DATA SHOWN:

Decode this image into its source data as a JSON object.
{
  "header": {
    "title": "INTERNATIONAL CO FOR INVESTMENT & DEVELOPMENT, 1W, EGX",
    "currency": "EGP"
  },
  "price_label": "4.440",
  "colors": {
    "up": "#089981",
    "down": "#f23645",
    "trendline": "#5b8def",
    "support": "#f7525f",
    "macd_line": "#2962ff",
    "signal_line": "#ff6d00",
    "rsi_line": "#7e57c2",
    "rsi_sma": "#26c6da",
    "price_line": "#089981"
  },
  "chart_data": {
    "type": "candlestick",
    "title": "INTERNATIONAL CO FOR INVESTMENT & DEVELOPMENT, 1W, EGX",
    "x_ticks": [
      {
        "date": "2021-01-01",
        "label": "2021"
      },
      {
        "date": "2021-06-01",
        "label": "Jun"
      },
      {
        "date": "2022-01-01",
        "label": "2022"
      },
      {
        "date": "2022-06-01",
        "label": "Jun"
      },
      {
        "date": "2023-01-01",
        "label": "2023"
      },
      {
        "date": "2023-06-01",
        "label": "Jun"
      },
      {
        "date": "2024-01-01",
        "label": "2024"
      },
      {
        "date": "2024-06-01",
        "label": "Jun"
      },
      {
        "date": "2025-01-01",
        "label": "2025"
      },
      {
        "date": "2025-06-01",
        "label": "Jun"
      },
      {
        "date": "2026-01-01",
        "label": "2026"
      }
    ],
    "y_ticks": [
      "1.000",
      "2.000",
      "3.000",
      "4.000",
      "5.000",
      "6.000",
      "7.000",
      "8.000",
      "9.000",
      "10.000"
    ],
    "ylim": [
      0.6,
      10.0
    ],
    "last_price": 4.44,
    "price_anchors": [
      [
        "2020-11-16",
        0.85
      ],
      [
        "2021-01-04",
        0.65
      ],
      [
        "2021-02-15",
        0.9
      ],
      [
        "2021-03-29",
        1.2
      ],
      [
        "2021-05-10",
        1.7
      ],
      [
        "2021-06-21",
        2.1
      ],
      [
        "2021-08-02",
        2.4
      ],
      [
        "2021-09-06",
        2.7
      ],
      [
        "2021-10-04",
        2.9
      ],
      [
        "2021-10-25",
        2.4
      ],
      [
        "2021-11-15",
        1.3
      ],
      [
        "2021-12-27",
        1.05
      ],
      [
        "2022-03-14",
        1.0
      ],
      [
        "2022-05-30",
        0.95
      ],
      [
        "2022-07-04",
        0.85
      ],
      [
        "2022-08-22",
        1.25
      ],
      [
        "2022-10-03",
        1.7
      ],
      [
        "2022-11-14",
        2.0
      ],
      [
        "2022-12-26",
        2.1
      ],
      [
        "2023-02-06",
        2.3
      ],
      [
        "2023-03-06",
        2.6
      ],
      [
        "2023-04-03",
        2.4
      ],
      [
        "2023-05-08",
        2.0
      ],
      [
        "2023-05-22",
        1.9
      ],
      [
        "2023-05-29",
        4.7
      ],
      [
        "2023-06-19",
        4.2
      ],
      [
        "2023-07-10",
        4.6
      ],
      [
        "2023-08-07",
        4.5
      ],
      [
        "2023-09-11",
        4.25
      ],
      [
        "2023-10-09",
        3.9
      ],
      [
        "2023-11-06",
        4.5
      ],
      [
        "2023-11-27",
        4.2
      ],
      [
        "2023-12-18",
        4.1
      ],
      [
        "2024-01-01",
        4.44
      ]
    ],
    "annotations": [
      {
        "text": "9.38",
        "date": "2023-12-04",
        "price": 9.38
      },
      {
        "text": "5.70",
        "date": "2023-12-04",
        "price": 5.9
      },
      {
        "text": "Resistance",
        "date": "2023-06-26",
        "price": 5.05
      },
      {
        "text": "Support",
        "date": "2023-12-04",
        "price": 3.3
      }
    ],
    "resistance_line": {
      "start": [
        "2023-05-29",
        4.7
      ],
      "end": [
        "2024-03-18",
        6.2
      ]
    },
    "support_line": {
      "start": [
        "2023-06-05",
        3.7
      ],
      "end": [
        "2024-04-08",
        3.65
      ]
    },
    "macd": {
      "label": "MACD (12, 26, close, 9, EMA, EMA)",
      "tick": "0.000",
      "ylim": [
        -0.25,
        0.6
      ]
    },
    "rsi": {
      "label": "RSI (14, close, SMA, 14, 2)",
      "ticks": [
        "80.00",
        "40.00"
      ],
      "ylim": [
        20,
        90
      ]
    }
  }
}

SHORT PROBLEM:
Every entry must be quoted exactly as it appears above.

REPLY TO THE EXERCISE:
Decode this image into its source data as a JSON object.
{
  "header": {
    "title": "INTERNATIONAL CO FOR INVESTMENT & DEVELOPMENT, 1W, EGX",
    "currency": "EGP"
  },
  "price_label": "4.440",
  "colors": {
    "up": "#089981",
    "down": "#f23645",
    "trendline": "#5b8def",
    "support": "#f7525f",
    "macd_line": "#2962ff",
    "signal_line": "#ff6d00",
    "rsi_line": "#7e57c2",
    "rsi_sma": "#26c6da",
    "price_line": "#089981"
  },
  "chart_data": {
    "type": "candlestick",
    "title": "INTERNATIONAL CO FOR INVESTMENT & DEVELOPMENT, 1W, EGX",
    "x_ticks": [
      {
        "date": "2021-01-01",
        "label": "2021"
      },
      {
        "date": "2021-06-01",
        "label": "Jun"
      },
      {
        "date": "2022-01-01",
        "label": "2022"
      },
      {
        "date": "2022-06-01",
        "label": "Jun"
      },
      {
        "date": "2023-01-01",
        "label": "2023"
      },
      {
        "date": "2023-06-01",
        "label": "Jun"
      },
      {
        "date": "2024-01-01",
        "label": "2024"
      },
      {
        "date": "2024-06-01",
        "label": "Jun"
      },
      {
        "date": "2025-01-01",
        "label": "2025"
      },
      {
        "date": "2025-06-01",
        "label": "Jun"
      },
      {
        "date": "2026-01-01",
        "label": "2026"
      }
    ],
    "y_ticks": [
      "1.000",
      "2.000",
      "3.000",
      "4.000",
      "5.000",
      "6.000",
      "7.000",
      "8.000",
      "9.000",
      "10.000"
    ],
    "ylim": [
      0.6,
      10.0
    ],
    "last_price": 4.44,
    "price_anchors": [
      [
        "2020-11-16",
        0.85
      ],
      [
        "2021-01-04",
        0.65
      ],
      [
        "2021-02-15",
        0.9
      ],
      [
        "2021-03-29",
        1.2
      ],
      [
        "2021-05-10",
        1.7
      ],
      [
        "2021-06-21",
        2.1
      ],
      [
        "2021-08-02",
        2.4
      ],
      [
        "2021-09-06",
        2.7
      ],
      [
        "2021-10-04",
        2.9
      ],
      [
        "2021-10-25",
        2.4
      ],
      [
        "2021-11-15",
        1.3
      ],
      [
        "2021-12-27",
        1.05
      ],
      [
        "2022-03-14",
        1.0
      ],
      [
        "2022-05-30",
        0.95
      ],
      [
        "2022-07-04",
        0.85
      ],
      [
        "2022-08-22",
        1.25
      ],
      [
        "2022-10-03",
        1.7
      ],
      [
        "2022-11-14",
        2.0
      ],
      [
        "2022-12-26",
        2.1
      ],
      [
        "2023-02-06",
        2.3
      ],
      [
        "2023-03-06",
        2.6
      ],
      [
        "2023-04-03",
        2.4
      ],
      [
        "2023-05-08",
        2.0
      ],
      [
        "2023-05-22",
        1.9
      ],
      [
        "2023-05-29",
        4.7
      ],
      [
        "2023-06-19",
        4.2
      ],
      [
        "2023-07-10",
        4.6
      ],
      [
        "2023-08-07",
        4.5
      ],
      [
        "2023-09-11",
        4.25
      ],
      [
        "2023-10-09",
        3.9
      ],
      [
        "2023-11-06",
        4.5
      ],
      [
        "2023-11-27",
        4.2
      ],
      [
        "2023-12-18",
        4.1
      ],
      [
        "2024-01-01",
        4.44
      ]
    ],
    "annotations": [
      {
        "text": "9.38",
        "date": "2023-12-04",
        "price": 9.38
      },
      {
        "text": "5.70",
        "date": "2023-12-04",
        "price": 5.9
      },
      {
        "text": "Resistance",
        "date": "2023-06-26",
        "price": 5.05
      },
      {
        "text": "Support",
        "date": "2023-12-04",
        "price": 3.3
      }
    ],
    "resistance_line": {
      "start": [
        "2023-05-29",
        4.7
      ],
      "end": [
        "2024-03-18",
        6.2
      ]
    },
    "support_line": {
      "start": [
        "2023-06-05",
        3.7
      ],
      "end": [
        "2024-04-08",
        3.65
      ]
    },
    "macd": {
      "label": "MACD (12, 26, close, 9, EMA, EMA)",
      "tick": "0.000",
      "ylim": [
        -0.25,
        0.6
      ]
    },
    "rsi": {
      "label": "RSI (14, close, SMA, 14, 2)",
      "ticks": [
        "80.00",
        "40.00"
      ],
      "ylim": [
        20,
        90
      ]
    }
  }
}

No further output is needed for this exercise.